_Problem to solve_
Work out how many lines in the entries contain the string "Stiffness", and give nothing but that number.

## Start

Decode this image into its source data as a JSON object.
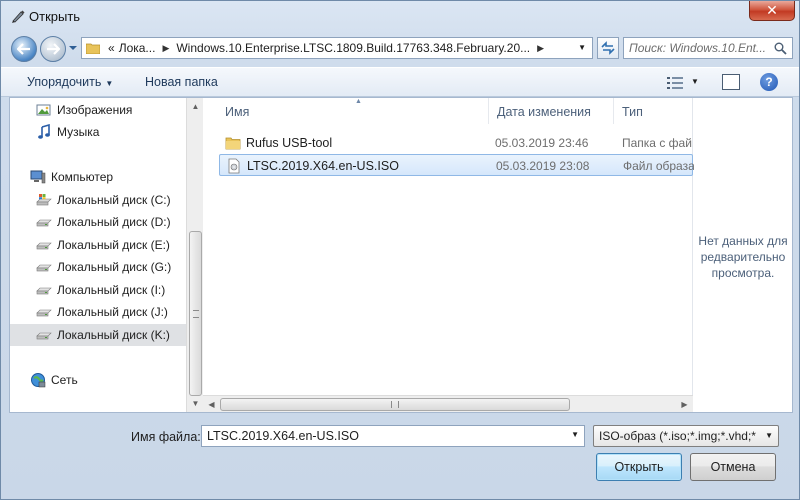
{
  "window": {
    "title": "Открыть"
  },
  "address": {
    "segments": [
      "«",
      "Лока...",
      "Windows.10.Enterprise.LTSC.1809.Build.17763.348.February.20..."
    ]
  },
  "search": {
    "placeholder": "Поиск: Windows.10.Ent..."
  },
  "toolbar": {
    "organize": "Упорядочить",
    "new_folder": "Новая папка"
  },
  "navpane": {
    "items": [
      {
        "label": "Изображения",
        "icon": "pictures-icon"
      },
      {
        "label": "Музыка",
        "icon": "music-icon"
      },
      {
        "label": "Компьютер",
        "icon": "computer-icon"
      },
      {
        "label": "Локальный диск (C:)",
        "icon": "system-drive-icon"
      },
      {
        "label": "Локальный диск (D:)",
        "icon": "drive-icon"
      },
      {
        "label": "Локальный диск (E:)",
        "icon": "drive-icon"
      },
      {
        "label": "Локальный диск (G:)",
        "icon": "drive-icon"
      },
      {
        "label": "Локальный диск (I:)",
        "icon": "drive-icon"
      },
      {
        "label": "Локальный диск (J:)",
        "icon": "drive-icon"
      },
      {
        "label": "Локальный диск (K:)",
        "icon": "drive-icon",
        "selected": true
      },
      {
        "label": "Сеть",
        "icon": "network-icon"
      }
    ]
  },
  "filelist": {
    "columns": {
      "name": "Имя",
      "date": "Дата изменения",
      "type": "Тип"
    },
    "rows": [
      {
        "name": "Rufus USB-tool",
        "date": "05.03.2019 23:46",
        "type": "Папка с фай...",
        "icon": "folder-icon"
      },
      {
        "name": "LTSC.2019.X64.en-US.ISO",
        "date": "05.03.2019 23:08",
        "type": "Файл образа...",
        "icon": "iso-file-icon",
        "selected": true
      }
    ]
  },
  "preview": {
    "message_lines": [
      "Нет данных для",
      "редварительно",
      "просмотра."
    ]
  },
  "bottom": {
    "filename_label": "Имя файла:",
    "filename_value": "LTSC.2019.X64.en-US.ISO",
    "filetype": "ISO-образ (*.iso;*.img;*.vhd;*",
    "open_button": "Открыть",
    "cancel_button": "Отмена"
  },
  "colors": {
    "accent": "#1f56b5",
    "selection": "#d5e7fb",
    "close": "#c23a23"
  }
}
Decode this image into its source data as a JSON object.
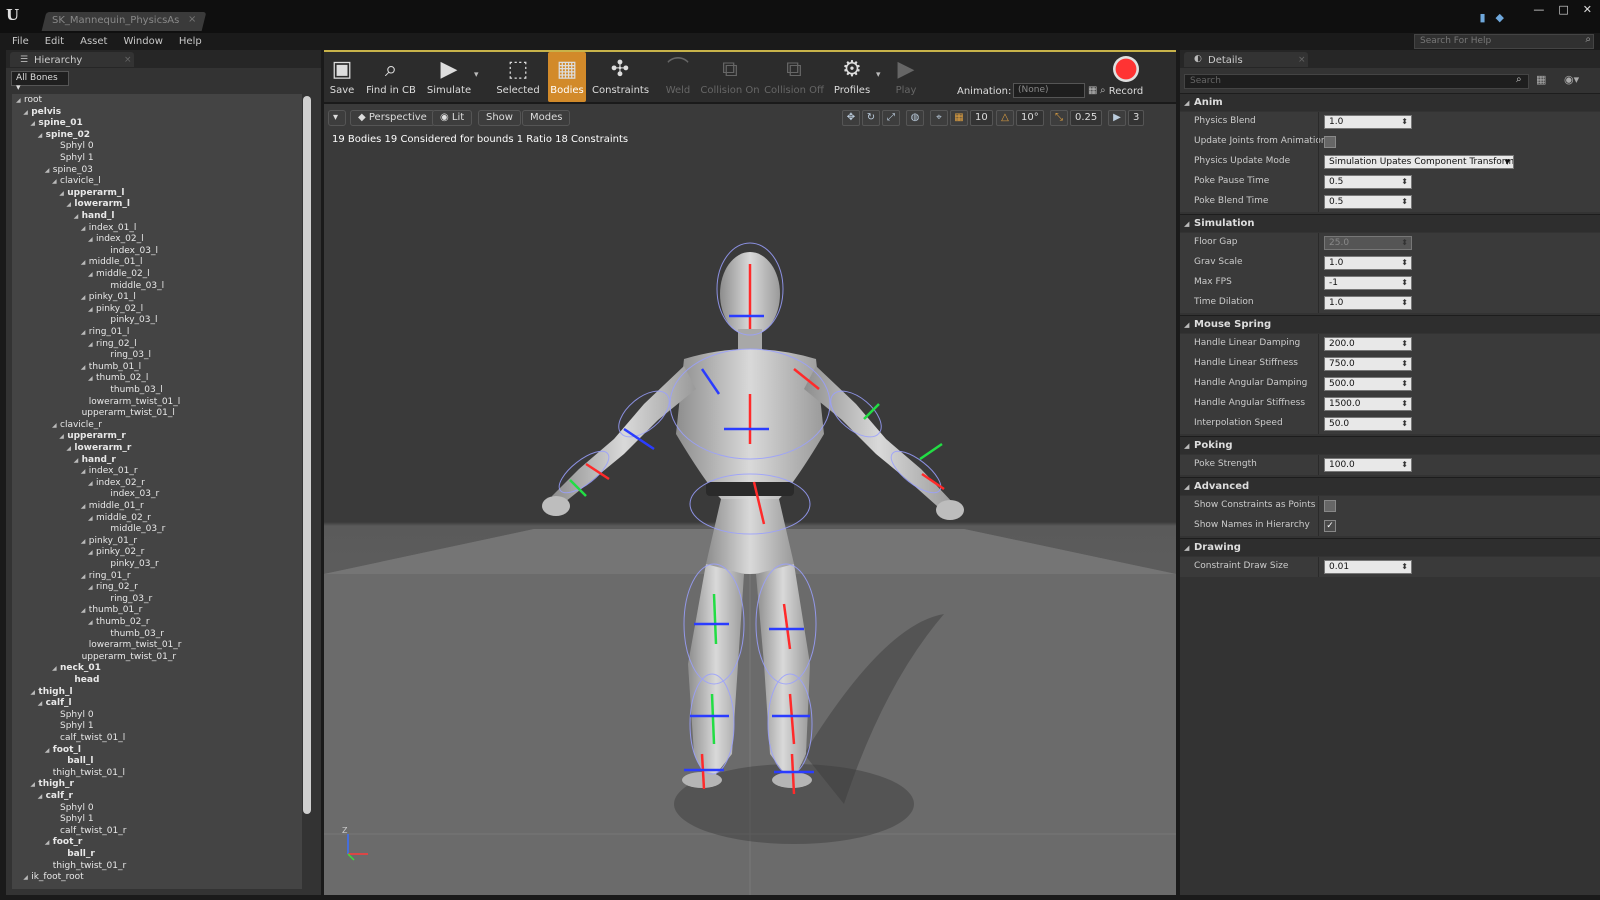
{
  "window": {
    "tab_title": "SK_Mannequin_PhysicsAs",
    "close_glyph": "×",
    "minimize_glyph": "—",
    "maximize_glyph": "□",
    "window_close_glyph": "✕"
  },
  "menu": [
    "File",
    "Edit",
    "Asset",
    "Window",
    "Help"
  ],
  "help_search": {
    "placeholder": "Search For Help"
  },
  "hierarchy": {
    "tab_label": "Hierarchy",
    "filter_label": "All Bones",
    "bones": [
      {
        "label": "root",
        "depth": 0,
        "bold": false,
        "expander": true
      },
      {
        "label": "pelvis",
        "depth": 1,
        "bold": true,
        "expander": true
      },
      {
        "label": "spine_01",
        "depth": 2,
        "bold": true,
        "expander": true
      },
      {
        "label": "spine_02",
        "depth": 3,
        "bold": true,
        "expander": true
      },
      {
        "label": "Sphyl 0",
        "depth": 5,
        "bold": false,
        "expander": false
      },
      {
        "label": "Sphyl 1",
        "depth": 5,
        "bold": false,
        "expander": false
      },
      {
        "label": "spine_03",
        "depth": 4,
        "bold": false,
        "expander": true
      },
      {
        "label": "clavicle_l",
        "depth": 5,
        "bold": false,
        "expander": true
      },
      {
        "label": "upperarm_l",
        "depth": 6,
        "bold": true,
        "expander": true
      },
      {
        "label": "lowerarm_l",
        "depth": 7,
        "bold": true,
        "expander": true
      },
      {
        "label": "hand_l",
        "depth": 8,
        "bold": true,
        "expander": true
      },
      {
        "label": "index_01_l",
        "depth": 9,
        "bold": false,
        "expander": true
      },
      {
        "label": "index_02_l",
        "depth": 10,
        "bold": false,
        "expander": true
      },
      {
        "label": "index_03_l",
        "depth": 12,
        "bold": false,
        "expander": false
      },
      {
        "label": "middle_01_l",
        "depth": 9,
        "bold": false,
        "expander": true
      },
      {
        "label": "middle_02_l",
        "depth": 10,
        "bold": false,
        "expander": true
      },
      {
        "label": "middle_03_l",
        "depth": 12,
        "bold": false,
        "expander": false
      },
      {
        "label": "pinky_01_l",
        "depth": 9,
        "bold": false,
        "expander": true
      },
      {
        "label": "pinky_02_l",
        "depth": 10,
        "bold": false,
        "expander": true
      },
      {
        "label": "pinky_03_l",
        "depth": 12,
        "bold": false,
        "expander": false
      },
      {
        "label": "ring_01_l",
        "depth": 9,
        "bold": false,
        "expander": true
      },
      {
        "label": "ring_02_l",
        "depth": 10,
        "bold": false,
        "expander": true
      },
      {
        "label": "ring_03_l",
        "depth": 12,
        "bold": false,
        "expander": false
      },
      {
        "label": "thumb_01_l",
        "depth": 9,
        "bold": false,
        "expander": true
      },
      {
        "label": "thumb_02_l",
        "depth": 10,
        "bold": false,
        "expander": true
      },
      {
        "label": "thumb_03_l",
        "depth": 12,
        "bold": false,
        "expander": false
      },
      {
        "label": "lowerarm_twist_01_l",
        "depth": 9,
        "bold": false,
        "expander": false
      },
      {
        "label": "upperarm_twist_01_l",
        "depth": 8,
        "bold": false,
        "expander": false
      },
      {
        "label": "clavicle_r",
        "depth": 5,
        "bold": false,
        "expander": true
      },
      {
        "label": "upperarm_r",
        "depth": 6,
        "bold": true,
        "expander": true
      },
      {
        "label": "lowerarm_r",
        "depth": 7,
        "bold": true,
        "expander": true
      },
      {
        "label": "hand_r",
        "depth": 8,
        "bold": true,
        "expander": true
      },
      {
        "label": "index_01_r",
        "depth": 9,
        "bold": false,
        "expander": true
      },
      {
        "label": "index_02_r",
        "depth": 10,
        "bold": false,
        "expander": true
      },
      {
        "label": "index_03_r",
        "depth": 12,
        "bold": false,
        "expander": false
      },
      {
        "label": "middle_01_r",
        "depth": 9,
        "bold": false,
        "expander": true
      },
      {
        "label": "middle_02_r",
        "depth": 10,
        "bold": false,
        "expander": true
      },
      {
        "label": "middle_03_r",
        "depth": 12,
        "bold": false,
        "expander": false
      },
      {
        "label": "pinky_01_r",
        "depth": 9,
        "bold": false,
        "expander": true
      },
      {
        "label": "pinky_02_r",
        "depth": 10,
        "bold": false,
        "expander": true
      },
      {
        "label": "pinky_03_r",
        "depth": 12,
        "bold": false,
        "expander": false
      },
      {
        "label": "ring_01_r",
        "depth": 9,
        "bold": false,
        "expander": true
      },
      {
        "label": "ring_02_r",
        "depth": 10,
        "bold": false,
        "expander": true
      },
      {
        "label": "ring_03_r",
        "depth": 12,
        "bold": false,
        "expander": false
      },
      {
        "label": "thumb_01_r",
        "depth": 9,
        "bold": false,
        "expander": true
      },
      {
        "label": "thumb_02_r",
        "depth": 10,
        "bold": false,
        "expander": true
      },
      {
        "label": "thumb_03_r",
        "depth": 12,
        "bold": false,
        "expander": false
      },
      {
        "label": "lowerarm_twist_01_r",
        "depth": 9,
        "bold": false,
        "expander": false
      },
      {
        "label": "upperarm_twist_01_r",
        "depth": 8,
        "bold": false,
        "expander": false
      },
      {
        "label": "neck_01",
        "depth": 5,
        "bold": true,
        "expander": true
      },
      {
        "label": "head",
        "depth": 7,
        "bold": true,
        "expander": false
      },
      {
        "label": "thigh_l",
        "depth": 2,
        "bold": true,
        "expander": true
      },
      {
        "label": "calf_l",
        "depth": 3,
        "bold": true,
        "expander": true
      },
      {
        "label": "Sphyl 0",
        "depth": 5,
        "bold": false,
        "expander": false
      },
      {
        "label": "Sphyl 1",
        "depth": 5,
        "bold": false,
        "expander": false
      },
      {
        "label": "calf_twist_01_l",
        "depth": 5,
        "bold": false,
        "expander": false
      },
      {
        "label": "foot_l",
        "depth": 4,
        "bold": true,
        "expander": true
      },
      {
        "label": "ball_l",
        "depth": 6,
        "bold": true,
        "expander": false
      },
      {
        "label": "thigh_twist_01_l",
        "depth": 4,
        "bold": false,
        "expander": false
      },
      {
        "label": "thigh_r",
        "depth": 2,
        "bold": true,
        "expander": true
      },
      {
        "label": "calf_r",
        "depth": 3,
        "bold": true,
        "expander": true
      },
      {
        "label": "Sphyl 0",
        "depth": 5,
        "bold": false,
        "expander": false
      },
      {
        "label": "Sphyl 1",
        "depth": 5,
        "bold": false,
        "expander": false
      },
      {
        "label": "calf_twist_01_r",
        "depth": 5,
        "bold": false,
        "expander": false
      },
      {
        "label": "foot_r",
        "depth": 4,
        "bold": true,
        "expander": true
      },
      {
        "label": "ball_r",
        "depth": 6,
        "bold": true,
        "expander": false
      },
      {
        "label": "thigh_twist_01_r",
        "depth": 4,
        "bold": false,
        "expander": false
      },
      {
        "label": "ik_foot_root",
        "depth": 1,
        "bold": false,
        "expander": true
      }
    ]
  },
  "toolbar": {
    "buttons": [
      {
        "id": "save",
        "label": "Save",
        "icon": "save-icon",
        "glyph": "▣",
        "state": "normal"
      },
      {
        "id": "find-in-cb",
        "label": "Find in CB",
        "icon": "magnifier-icon",
        "glyph": "⌕",
        "state": "normal"
      },
      {
        "id": "simulate",
        "label": "Simulate",
        "icon": "simulate-icon",
        "glyph": "▶",
        "state": "normal"
      },
      {
        "id": "selected",
        "label": "Selected",
        "icon": "selected-icon",
        "glyph": "⬚",
        "state": "normal"
      },
      {
        "id": "bodies",
        "label": "Bodies",
        "icon": "bodies-icon",
        "glyph": "▦",
        "state": "active"
      },
      {
        "id": "constraints",
        "label": "Constraints",
        "icon": "constraints-icon",
        "glyph": "✣",
        "state": "normal"
      },
      {
        "id": "weld",
        "label": "Weld",
        "icon": "weld-icon",
        "glyph": "⌒",
        "state": "disabled"
      },
      {
        "id": "collision-on",
        "label": "Collision On",
        "icon": "collision-on-icon",
        "glyph": "⧉",
        "state": "disabled"
      },
      {
        "id": "collision-off",
        "label": "Collision Off",
        "icon": "collision-off-icon",
        "glyph": "⧉",
        "state": "disabled"
      },
      {
        "id": "profiles",
        "label": "Profiles",
        "icon": "profiles-icon",
        "glyph": "⚙",
        "state": "normal"
      },
      {
        "id": "play",
        "label": "Play",
        "icon": "play-icon",
        "glyph": "▶",
        "state": "disabled"
      }
    ],
    "animation_label": "Animation:",
    "animation_value": "(None)",
    "record_label": "Record",
    "dropdown_glyph": "▾",
    "grid_glyph": "▦",
    "search_glyph": "⌕"
  },
  "viewport": {
    "menu_glyph": "▾",
    "perspective_label": "Perspective",
    "lit_label": "Lit",
    "show_label": "Show",
    "modes_label": "Modes",
    "grid_snap": "10",
    "rotation_snap": "10°",
    "scale_snap": "0.25",
    "camera_speed": "3",
    "stats": "19 Bodies  19 Considered for bounds  1 Ratio  18 Constraints",
    "axis_z": "Z"
  },
  "details": {
    "tab_label": "Details",
    "search_placeholder": "Search",
    "categories": [
      {
        "name": "Anim",
        "props": [
          {
            "label": "Physics Blend",
            "type": "number",
            "value": "1.0"
          },
          {
            "label": "Update Joints from Animation",
            "type": "check",
            "checked": false
          },
          {
            "label": "Physics Update Mode",
            "type": "combo",
            "value": "Simulation Upates Component Transform"
          },
          {
            "label": "Poke Pause Time",
            "type": "number",
            "value": "0.5"
          },
          {
            "label": "Poke Blend Time",
            "type": "number",
            "value": "0.5"
          }
        ]
      },
      {
        "name": "Simulation",
        "props": [
          {
            "label": "Floor Gap",
            "type": "number",
            "value": "25.0",
            "disabled": true
          },
          {
            "label": "Grav Scale",
            "type": "number",
            "value": "1.0"
          },
          {
            "label": "Max FPS",
            "type": "number",
            "value": "-1"
          },
          {
            "label": "Time Dilation",
            "type": "number",
            "value": "1.0"
          }
        ]
      },
      {
        "name": "Mouse Spring",
        "props": [
          {
            "label": "Handle Linear Damping",
            "type": "number",
            "value": "200.0"
          },
          {
            "label": "Handle Linear Stiffness",
            "type": "number",
            "value": "750.0"
          },
          {
            "label": "Handle Angular Damping",
            "type": "number",
            "value": "500.0"
          },
          {
            "label": "Handle Angular Stiffness",
            "type": "number",
            "value": "1500.0"
          },
          {
            "label": "Interpolation Speed",
            "type": "number",
            "value": "50.0"
          }
        ]
      },
      {
        "name": "Poking",
        "props": [
          {
            "label": "Poke Strength",
            "type": "number",
            "value": "100.0"
          }
        ]
      },
      {
        "name": "Advanced",
        "props": [
          {
            "label": "Show Constraints as Points",
            "type": "check",
            "checked": false
          },
          {
            "label": "Show Names in Hierarchy",
            "type": "check",
            "checked": true
          }
        ]
      },
      {
        "name": "Drawing",
        "props": [
          {
            "label": "Constraint Draw Size",
            "type": "number",
            "value": "0.01"
          }
        ]
      }
    ]
  },
  "colors": {
    "accent_active": "#d28a2a",
    "record_red": "#ff3333",
    "bone_red": "#ff2a2a",
    "bone_blue": "#2a3cff",
    "bone_green": "#22dd44",
    "body_wire": "#9aa0ff"
  }
}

## End

_Task response_
2